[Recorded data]
::::

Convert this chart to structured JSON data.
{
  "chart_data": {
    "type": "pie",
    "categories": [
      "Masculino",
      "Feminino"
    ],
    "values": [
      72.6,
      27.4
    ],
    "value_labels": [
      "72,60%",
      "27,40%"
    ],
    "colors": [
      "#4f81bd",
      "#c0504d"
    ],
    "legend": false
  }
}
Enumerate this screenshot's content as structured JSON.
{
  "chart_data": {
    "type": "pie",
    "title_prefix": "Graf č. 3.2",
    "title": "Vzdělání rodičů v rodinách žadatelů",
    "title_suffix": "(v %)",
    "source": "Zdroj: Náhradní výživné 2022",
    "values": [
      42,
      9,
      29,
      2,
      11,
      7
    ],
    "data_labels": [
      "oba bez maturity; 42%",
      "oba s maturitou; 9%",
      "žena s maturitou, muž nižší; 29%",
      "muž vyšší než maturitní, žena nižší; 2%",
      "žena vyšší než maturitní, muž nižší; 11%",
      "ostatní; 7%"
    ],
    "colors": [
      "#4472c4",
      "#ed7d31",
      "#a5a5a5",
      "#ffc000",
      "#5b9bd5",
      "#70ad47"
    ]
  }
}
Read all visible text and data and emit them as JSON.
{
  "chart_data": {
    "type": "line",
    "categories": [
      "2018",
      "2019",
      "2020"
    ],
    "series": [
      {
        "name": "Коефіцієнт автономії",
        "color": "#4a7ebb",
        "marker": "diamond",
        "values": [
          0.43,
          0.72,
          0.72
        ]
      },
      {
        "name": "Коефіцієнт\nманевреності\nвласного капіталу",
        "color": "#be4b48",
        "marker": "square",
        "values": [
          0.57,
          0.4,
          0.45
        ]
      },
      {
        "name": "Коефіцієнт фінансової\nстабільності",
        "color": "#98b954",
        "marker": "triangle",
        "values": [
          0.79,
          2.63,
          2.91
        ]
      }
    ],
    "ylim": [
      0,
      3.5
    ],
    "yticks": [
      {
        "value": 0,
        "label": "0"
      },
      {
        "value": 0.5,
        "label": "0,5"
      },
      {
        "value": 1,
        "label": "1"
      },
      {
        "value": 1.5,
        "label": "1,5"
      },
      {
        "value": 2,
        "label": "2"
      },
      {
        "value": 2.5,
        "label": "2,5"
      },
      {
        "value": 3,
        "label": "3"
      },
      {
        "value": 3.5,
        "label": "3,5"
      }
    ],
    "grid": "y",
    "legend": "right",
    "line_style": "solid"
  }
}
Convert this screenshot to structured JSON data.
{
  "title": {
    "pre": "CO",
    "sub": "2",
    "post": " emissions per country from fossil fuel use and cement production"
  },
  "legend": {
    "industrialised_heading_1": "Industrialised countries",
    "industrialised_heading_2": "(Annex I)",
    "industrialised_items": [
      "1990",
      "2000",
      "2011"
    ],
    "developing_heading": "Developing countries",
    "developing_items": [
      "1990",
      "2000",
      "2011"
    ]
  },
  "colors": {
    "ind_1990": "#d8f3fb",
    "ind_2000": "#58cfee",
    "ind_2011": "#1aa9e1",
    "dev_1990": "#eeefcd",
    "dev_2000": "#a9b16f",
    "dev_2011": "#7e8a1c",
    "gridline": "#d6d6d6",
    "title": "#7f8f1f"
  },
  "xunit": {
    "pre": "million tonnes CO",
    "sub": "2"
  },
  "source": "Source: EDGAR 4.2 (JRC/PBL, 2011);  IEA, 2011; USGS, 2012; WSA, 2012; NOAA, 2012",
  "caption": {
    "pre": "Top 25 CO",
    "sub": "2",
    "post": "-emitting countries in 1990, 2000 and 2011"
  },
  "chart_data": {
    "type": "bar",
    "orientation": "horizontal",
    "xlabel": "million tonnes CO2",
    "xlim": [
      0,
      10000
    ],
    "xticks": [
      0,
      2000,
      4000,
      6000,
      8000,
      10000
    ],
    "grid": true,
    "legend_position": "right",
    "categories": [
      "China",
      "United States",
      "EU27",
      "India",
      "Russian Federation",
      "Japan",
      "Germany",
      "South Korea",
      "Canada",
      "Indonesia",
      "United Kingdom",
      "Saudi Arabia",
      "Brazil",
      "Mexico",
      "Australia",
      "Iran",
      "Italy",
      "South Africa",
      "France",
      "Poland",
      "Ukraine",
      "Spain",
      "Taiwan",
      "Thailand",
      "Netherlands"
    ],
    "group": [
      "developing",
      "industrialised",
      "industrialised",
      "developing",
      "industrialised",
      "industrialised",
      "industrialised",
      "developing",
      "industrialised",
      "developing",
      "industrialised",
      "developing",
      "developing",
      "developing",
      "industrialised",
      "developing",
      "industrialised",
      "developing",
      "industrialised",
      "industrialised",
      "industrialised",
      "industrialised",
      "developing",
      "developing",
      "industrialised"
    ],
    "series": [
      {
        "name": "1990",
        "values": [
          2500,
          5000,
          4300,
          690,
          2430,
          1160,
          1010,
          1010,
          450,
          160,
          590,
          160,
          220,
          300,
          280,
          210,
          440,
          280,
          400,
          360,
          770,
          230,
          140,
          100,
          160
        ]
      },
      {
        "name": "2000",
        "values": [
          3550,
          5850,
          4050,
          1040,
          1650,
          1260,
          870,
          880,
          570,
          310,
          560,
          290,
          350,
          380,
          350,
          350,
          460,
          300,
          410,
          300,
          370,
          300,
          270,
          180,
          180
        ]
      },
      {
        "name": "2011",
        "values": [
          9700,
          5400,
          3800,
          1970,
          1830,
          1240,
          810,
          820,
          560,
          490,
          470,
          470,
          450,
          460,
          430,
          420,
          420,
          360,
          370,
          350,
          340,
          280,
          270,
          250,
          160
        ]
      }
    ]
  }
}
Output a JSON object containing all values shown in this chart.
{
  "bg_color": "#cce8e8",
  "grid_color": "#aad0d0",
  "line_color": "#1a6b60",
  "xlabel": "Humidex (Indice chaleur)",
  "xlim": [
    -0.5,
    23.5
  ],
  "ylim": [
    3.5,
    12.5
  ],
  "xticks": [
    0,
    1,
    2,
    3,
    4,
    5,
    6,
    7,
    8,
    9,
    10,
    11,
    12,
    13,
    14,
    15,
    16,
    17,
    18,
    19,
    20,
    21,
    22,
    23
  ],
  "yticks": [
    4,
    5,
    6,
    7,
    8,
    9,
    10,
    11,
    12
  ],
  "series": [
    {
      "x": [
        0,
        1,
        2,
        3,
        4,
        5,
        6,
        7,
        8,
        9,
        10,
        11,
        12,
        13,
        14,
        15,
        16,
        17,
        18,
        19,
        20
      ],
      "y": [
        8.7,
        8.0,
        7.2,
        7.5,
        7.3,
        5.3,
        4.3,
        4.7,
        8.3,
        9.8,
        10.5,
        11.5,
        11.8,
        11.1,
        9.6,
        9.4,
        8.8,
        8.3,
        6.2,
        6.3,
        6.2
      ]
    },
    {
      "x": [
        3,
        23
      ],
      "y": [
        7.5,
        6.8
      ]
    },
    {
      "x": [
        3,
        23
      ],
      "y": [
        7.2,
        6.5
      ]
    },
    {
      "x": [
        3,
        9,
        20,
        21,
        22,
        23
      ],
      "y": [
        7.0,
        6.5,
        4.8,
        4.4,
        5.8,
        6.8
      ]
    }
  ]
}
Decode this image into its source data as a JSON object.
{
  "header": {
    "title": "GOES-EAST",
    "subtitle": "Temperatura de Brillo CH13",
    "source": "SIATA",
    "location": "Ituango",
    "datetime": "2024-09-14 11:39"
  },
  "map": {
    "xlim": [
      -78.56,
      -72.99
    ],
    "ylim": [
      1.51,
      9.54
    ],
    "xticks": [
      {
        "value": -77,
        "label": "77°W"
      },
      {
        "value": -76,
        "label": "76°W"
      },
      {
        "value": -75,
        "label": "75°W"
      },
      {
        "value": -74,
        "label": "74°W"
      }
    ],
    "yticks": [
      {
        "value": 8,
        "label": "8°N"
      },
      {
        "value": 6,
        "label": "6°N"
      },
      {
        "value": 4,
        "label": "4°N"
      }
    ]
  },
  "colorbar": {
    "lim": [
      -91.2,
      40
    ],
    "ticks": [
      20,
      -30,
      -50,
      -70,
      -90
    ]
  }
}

::::

Looking at the data above, show all lines where the word "this" occurs.

### Complete response
Convert this chart to structured JSON data.
Enumerate this screenshot's content as structured JSON.
Convert this screenshot to structured JSON data.
Output a JSON object containing all values shown in this chart.
Decode this image into its source data as a JSON object.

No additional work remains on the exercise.